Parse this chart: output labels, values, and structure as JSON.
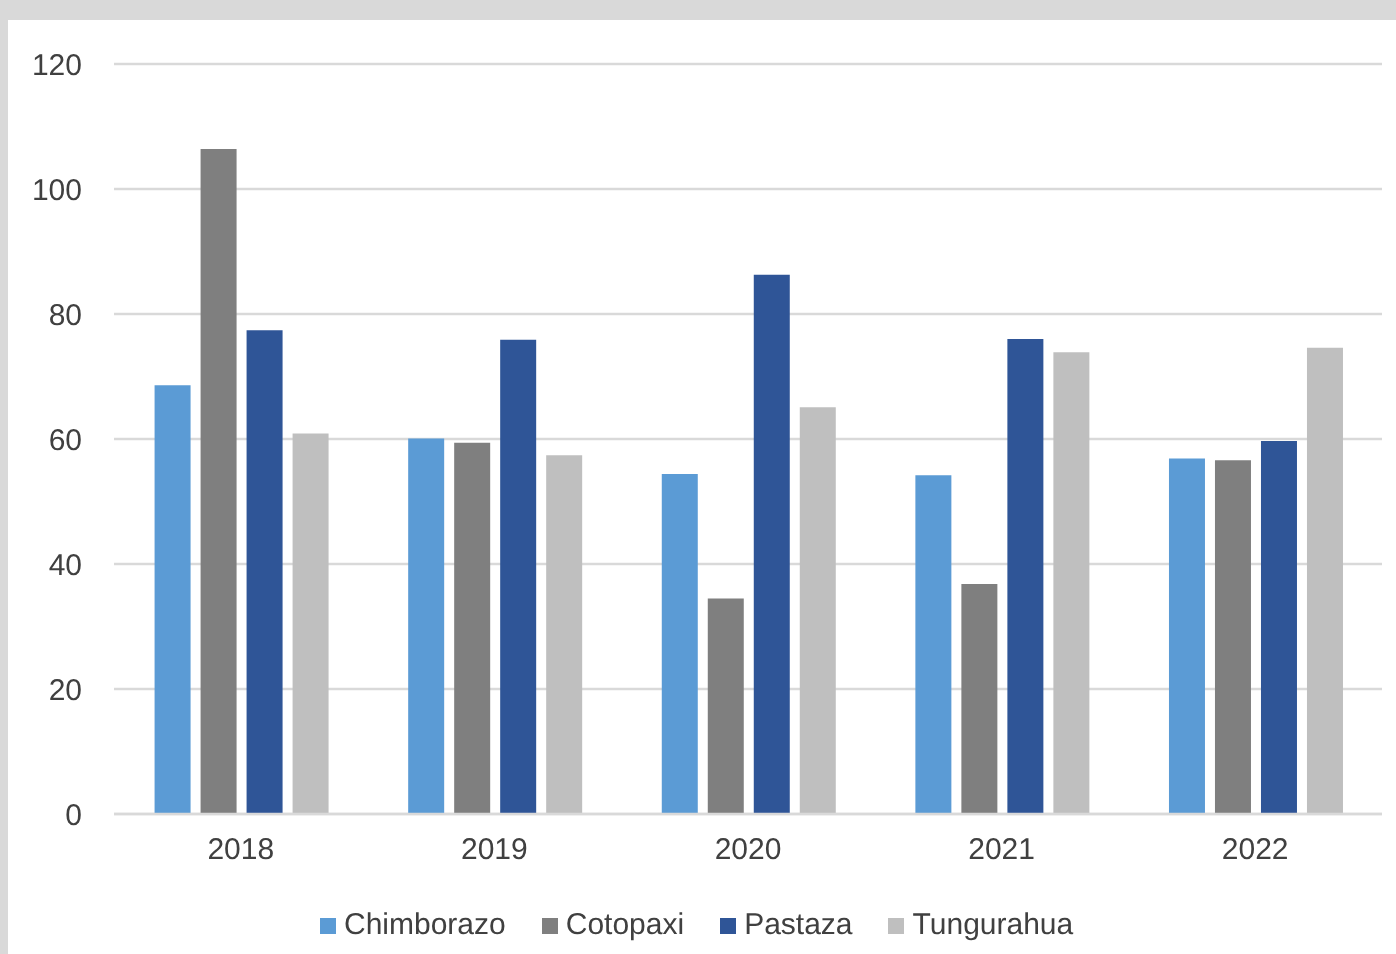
{
  "chart_data": {
    "type": "bar",
    "categories": [
      "2018",
      "2019",
      "2020",
      "2021",
      "2022"
    ],
    "series": [
      {
        "name": "Chimborazo",
        "color": "#5b9bd5",
        "values": [
          68.6,
          60.1,
          54.4,
          54.2,
          56.9
        ]
      },
      {
        "name": "Cotopaxi",
        "color": "#7f7f7f",
        "values": [
          106.4,
          59.4,
          34.5,
          36.8,
          56.6
        ]
      },
      {
        "name": "Pastaza",
        "color": "#2f5597",
        "values": [
          77.4,
          75.9,
          86.3,
          76.0,
          59.7
        ]
      },
      {
        "name": "Tungurahua",
        "color": "#bfbfbf",
        "values": [
          60.9,
          57.4,
          65.1,
          73.9,
          74.6
        ]
      }
    ],
    "ylim": [
      0,
      120
    ],
    "yticks": [
      0,
      20,
      40,
      60,
      80,
      100,
      120
    ],
    "grid": "y",
    "legend": "bottom"
  }
}
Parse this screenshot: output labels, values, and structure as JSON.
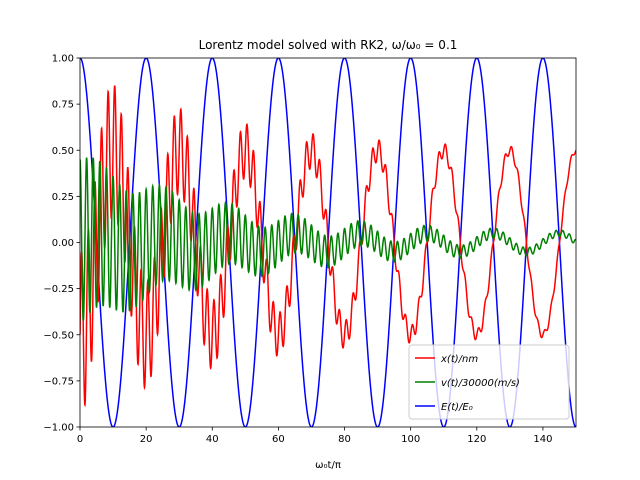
{
  "chart_data": {
    "type": "line",
    "title": "Lorentz model solved with RK2, ω/ω₀ = 0.1",
    "xlabel": "ω₀t/π",
    "ylabel": "",
    "xlim": [
      0,
      150
    ],
    "ylim": [
      -1.0,
      1.0
    ],
    "xticks": [
      0,
      20,
      40,
      60,
      80,
      100,
      120,
      140
    ],
    "xtick_labels": [
      "0",
      "20",
      "40",
      "60",
      "80",
      "100",
      "120",
      "140"
    ],
    "yticks": [
      1.0,
      0.75,
      0.5,
      0.25,
      0.0,
      -0.25,
      -0.5,
      -0.75,
      -1.0
    ],
    "ytick_labels": [
      "1.00",
      "0.75",
      "0.50",
      "0.25",
      "0.00",
      "−0.25",
      "−0.50",
      "−0.75",
      "−1.00"
    ],
    "grid": false,
    "legend_position": "lower-right",
    "series": [
      {
        "name": "x(t)/nm",
        "color": "#ff0000",
        "model": "steady amplitude 0.5 oscillation at period 20 plus decaying transient (amplitude ~0.45, decay time ~45) at period 2"
      },
      {
        "name": "v(t)/30000(m/s)",
        "color": "#008000",
        "model": "steady amplitude 0.05 oscillation at period 20 plus decaying transient (amplitude ~0.45, decay time ~45) at period 2"
      },
      {
        "name": "E(t)/E₀",
        "color": "#0000ff",
        "model": "cos oscillation amplitude 1.0 with period 20"
      }
    ]
  }
}
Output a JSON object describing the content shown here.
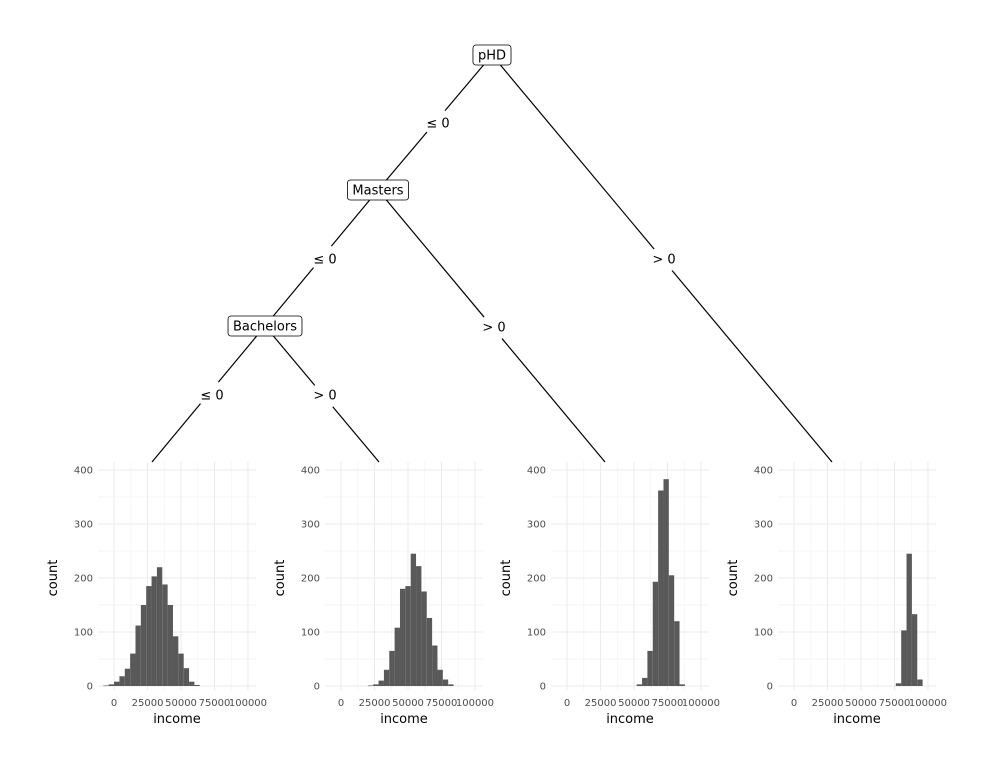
-*-*-
Exercise aim >> Pull out every line above that holds the word "with".

Exercise output >>
    "title": "Lorentz model solved with RK2, ω/ω₀ = 0.1",
        "model": "cos oscillation amplitude 1.0 with period 20"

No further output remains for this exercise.